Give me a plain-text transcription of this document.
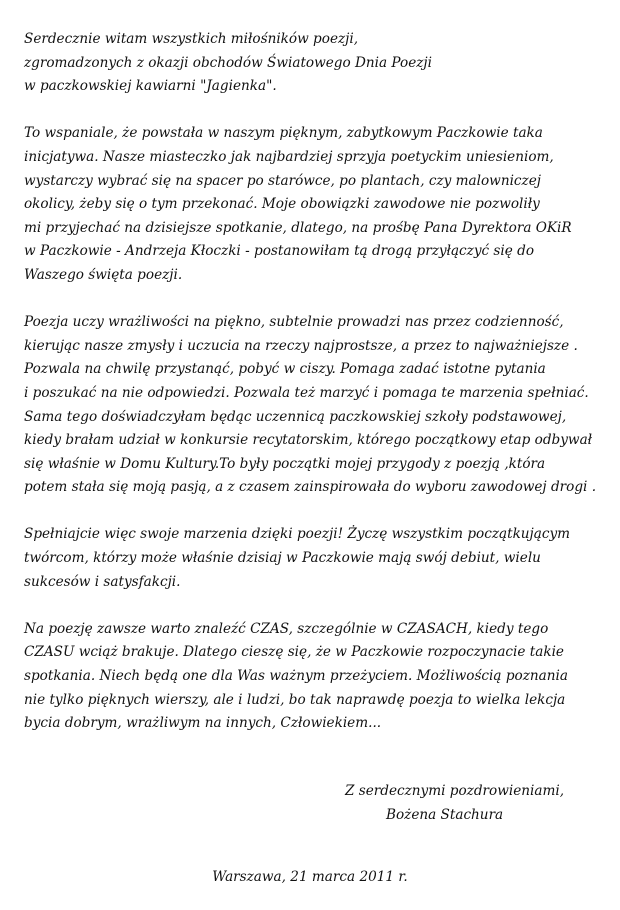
Serdecznie witam wszystkich miłośników poezji,
zgromadzonych z okazji obchodów Światowego Dnia Poezji
w paczkowskiej kawiarni "Jagienka".
To wspaniale, że powstała w naszym pięknym, zabytkowym Paczkowie taka
inicjatywa. Nasze miasteczko jak najbardziej sprzyja poetyckim uniesieniom,
wystarczy wybrać się na spacer po starówce, po plantach, czy malowniczej
okolicy, żeby się o tym przekonać. Moje obowiązki zawodowe nie pozwoliły
mi przyjechać na dzisiejsze spotkanie, dlatego, na prośbę Pana Dyrektora OKiR
w Paczkowie - Andrzeja Kłoczki - postanowiłam tą drogą przyłączyć się do
Waszego święta poezji.
Poezja uczy wrażliwości na piękno, subtelnie prowadzi nas przez codzienność,
kierując nasze zmysły i uczucia na rzeczy najprostsze, a przez to najważniejsze .
Pozwala na chwilę przystanąć, pobyć w ciszy. Pomaga zadać istotne pytania
i poszukać na nie odpowiedzi. Pozwala też marzyć i pomaga te marzenia spełniać.
Sama tego doświadczyłam będąc uczennicą paczkowskiej szkoły podstawowej,
kiedy brałam udział w konkursie recytatorskim, którego początkowy etap odbywał
się właśnie w Domu Kultury.To były początki mojej przygody z poezją ,która
potem stała się moją pasją, a z czasem zainspirowała do wyboru zawodowej drogi .
Spełniajcie więc swoje marzenia dzięki poezji! Życzę wszystkim początkującym
twórcom, którzy może właśnie dzisiaj w Paczkowie mają swój debiut, wielu
sukcesów i satysfakcji.
Na poezję zawsze warto znaleźć CZAS, szczególnie w CZASACH, kiedy tego
CZASU wciąż brakuje. Dlatego cieszę się, że w Paczkowie rozpoczynacie takie
spotkania. Niech będą one dla Was ważnym przeżyciem. Możliwością poznania
nie tylko pięknych wierszy, ale i ludzi, bo tak naprawdę poezja to wielka lekcja
bycia dobrym, wrażliwym na innych, Człowiekiem...
Z serdecznymi pozdrowieniami,
Bożena Stachura
Warszawa, 21 marca 2011 r.
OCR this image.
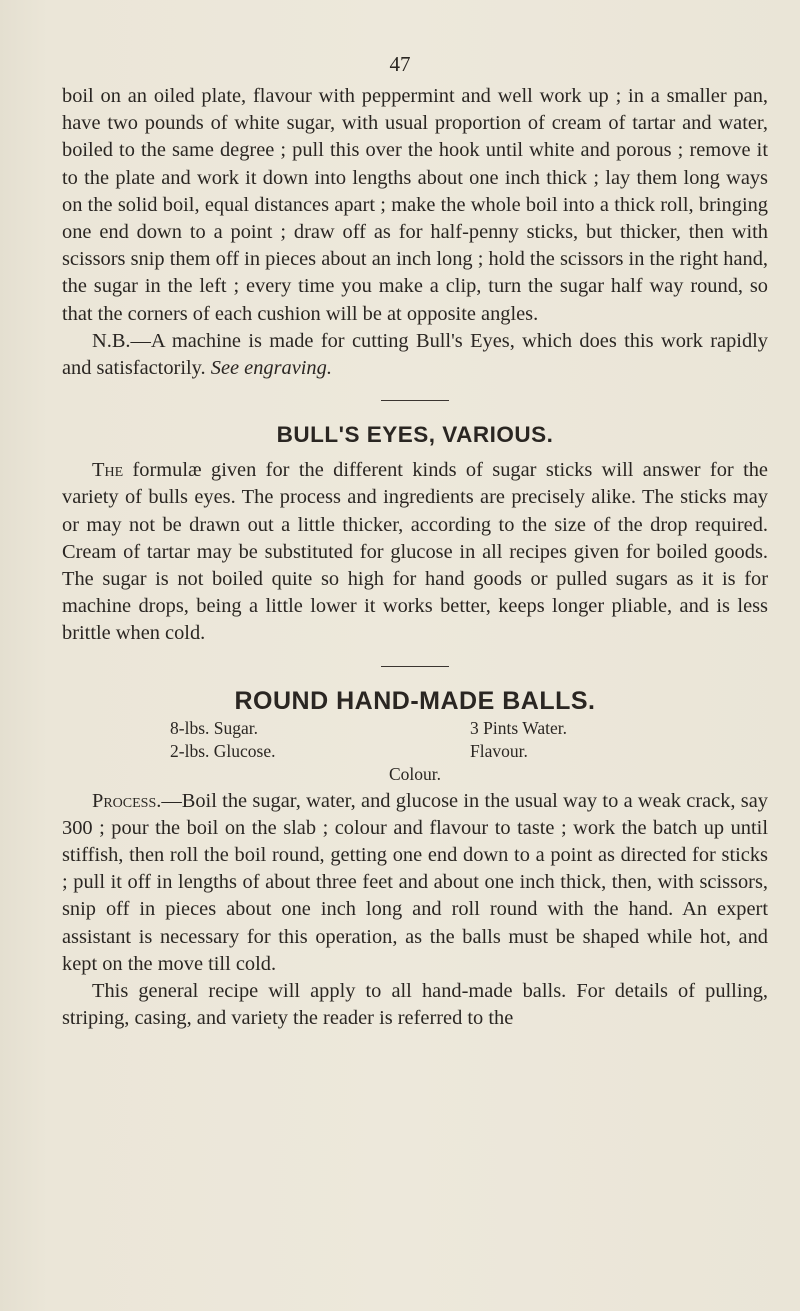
47

boil on an oiled plate, flavour with peppermint and well work up ; in a smaller pan, have two pounds of white sugar, with usual proportion of cream of tartar and water, boiled to the same degree ; pull this over the hook until white and porous ; remove it to the plate and work it down into lengths about one inch thick ; lay them long ways on the solid boil, equal distances apart ; make the whole boil into a thick roll, bringing one end down to a point ; draw off as for half-penny sticks, but thicker, then with scissors snip them off in pieces about an inch long ; hold the scissors in the right hand, the sugar in the left ; every time you make a clip, turn the sugar half way round, so that the corners of each cushion will be at opposite angles.

N.B.—A machine is made for cutting Bull's Eyes, which does this work rapidly and satisfactorily. See engraving.

BULL'S EYES, VARIOUS.

The formulæ given for the different kinds of sugar sticks will answer for the variety of bulls eyes. The process and ingredients are precisely alike. The sticks may or may not be drawn out a little thicker, according to the size of the drop required. Cream of tartar may be substituted for glucose in all recipes given for boiled goods. The sugar is not boiled quite so high for hand goods or pulled sugars as it is for machine drops, being a little lower it works better, keeps longer pliable, and is less brittle when cold.

ROUND HAND-MADE BALLS.
8-lbs. Sugar.	3 Pints Water.
2-lbs. Glucose.	Flavour.
Colour.

Process.—Boil the sugar, water, and glucose in the usual way to a weak crack, say 300 ; pour the boil on the slab ; colour and flavour to taste ; work the batch up until stiffish, then roll the boil round, getting one end down to a point as directed for sticks ; pull it off in lengths of about three feet and about one inch thick, then, with scissors, snip off in pieces about one inch long and roll round with the hand. An expert assistant is necessary for this operation, as the balls must be shaped while hot, and kept on the move till cold.

This general recipe will apply to all hand-made balls. For details of pulling, striping, casing, and variety the reader is referred to the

> _Exercise_
Omit the pictures. Output every record above word for word.

> _Task output_
Give me a plain-text transcription of this document.
Serdecznie witam wszystkich miłośników poezji,
zgromadzonych z okazji obchodów Światowego Dnia Poezji
w paczkowskiej kawiarni "Jagienka".
To wspaniale, że powstała w naszym pięknym, zabytkowym Paczkowie taka
inicjatywa. Nasze miasteczko jak najbardziej sprzyja poetyckim uniesieniom,
wystarczy wybrać się na spacer po starówce, po plantach, czy malowniczej
okolicy, żeby się o tym przekonać. Moje obowiązki zawodowe nie pozwoliły
mi przyjechać na dzisiejsze spotkanie, dlatego, na prośbę Pana Dyrektora OKiR
w Paczkowie - Andrzeja Kłoczki - postanowiłam tą drogą przyłączyć się do
Waszego święta poezji.
Poezja uczy wrażliwości na piękno, subtelnie prowadzi nas przez codzienność,
kierując nasze zmysły i uczucia na rzeczy najprostsze, a przez to najważniejsze .
Pozwala na chwilę przystanąć, pobyć w ciszy. Pomaga zadać istotne pytania
i poszukać na nie odpowiedzi. Pozwala też marzyć i pomaga te marzenia spełniać.
Sama tego doświadczyłam będąc uczennicą paczkowskiej szkoły podstawowej,
kiedy brałam udział w konkursie recytatorskim, którego początkowy etap odbywał
się właśnie w Domu Kultury.To były początki mojej przygody z poezją ,która
potem stała się moją pasją, a z czasem zainspirowała do wyboru zawodowej drogi .
Spełniajcie więc swoje marzenia dzięki poezji! Życzę wszystkim początkującym
twórcom, którzy może właśnie dzisiaj w Paczkowie mają swój debiut, wielu
sukcesów i satysfakcji.
Na poezję zawsze warto znaleźć CZAS, szczególnie w CZASACH, kiedy tego
CZASU wciąż brakuje. Dlatego cieszę się, że w Paczkowie rozpoczynacie takie
spotkania. Niech będą one dla Was ważnym przeżyciem. Możliwością poznania
nie tylko pięknych wierszy, ale i ludzi, bo tak naprawdę poezja to wielka lekcja
bycia dobrym, wrażliwym na innych, Człowiekiem...
Z serdecznymi pozdrowieniami,
Bożena Stachura
Warszawa, 21 marca 2011 r.
OCR this image.
47

boil on an oiled plate, flavour with peppermint and well work up ; in a smaller pan, have two pounds of white sugar, with usual proportion of cream of tartar and water, boiled to the same degree ; pull this over the hook until white and porous ; remove it to the plate and work it down into lengths about one inch thick ; lay them long ways on the solid boil, equal distances apart ; make the whole boil into a thick roll, bringing one end down to a point ; draw off as for half-penny sticks, but thicker, then with scissors snip them off in pieces about an inch long ; hold the scissors in the right hand, the sugar in the left ; every time you make a clip, turn the sugar half way round, so that the corners of each cushion will be at opposite angles.

N.B.—A machine is made for cutting Bull's Eyes, which does this work rapidly and satisfactorily. See engraving.

BULL'S EYES, VARIOUS.

The formulæ given for the different kinds of sugar sticks will answer for the variety of bulls eyes. The process and ingredients are precisely alike. The sticks may or may not be drawn out a little thicker, according to the size of the drop required. Cream of tartar may be substituted for glucose in all recipes given for boiled goods. The sugar is not boiled quite so high for hand goods or pulled sugars as it is for machine drops, being a little lower it works better, keeps longer pliable, and is less brittle when cold.

ROUND HAND-MADE BALLS.
8-lbs. Sugar.	3 Pints Water.
2-lbs. Glucose.	Flavour.
Colour.

Process.—Boil the sugar, water, and glucose in the usual way to a weak crack, say 300 ; pour the boil on the slab ; colour and flavour to taste ; work the batch up until stiffish, then roll the boil round, getting one end down to a point as directed for sticks ; pull it off in lengths of about three feet and about one inch thick, then, with scissors, snip off in pieces about one inch long and roll round with the hand. An expert assistant is necessary for this operation, as the balls must be shaped while hot, and kept on the move till cold.

This general recipe will apply to all hand-made balls. For details of pulling, striping, casing, and variety the reader is referred to the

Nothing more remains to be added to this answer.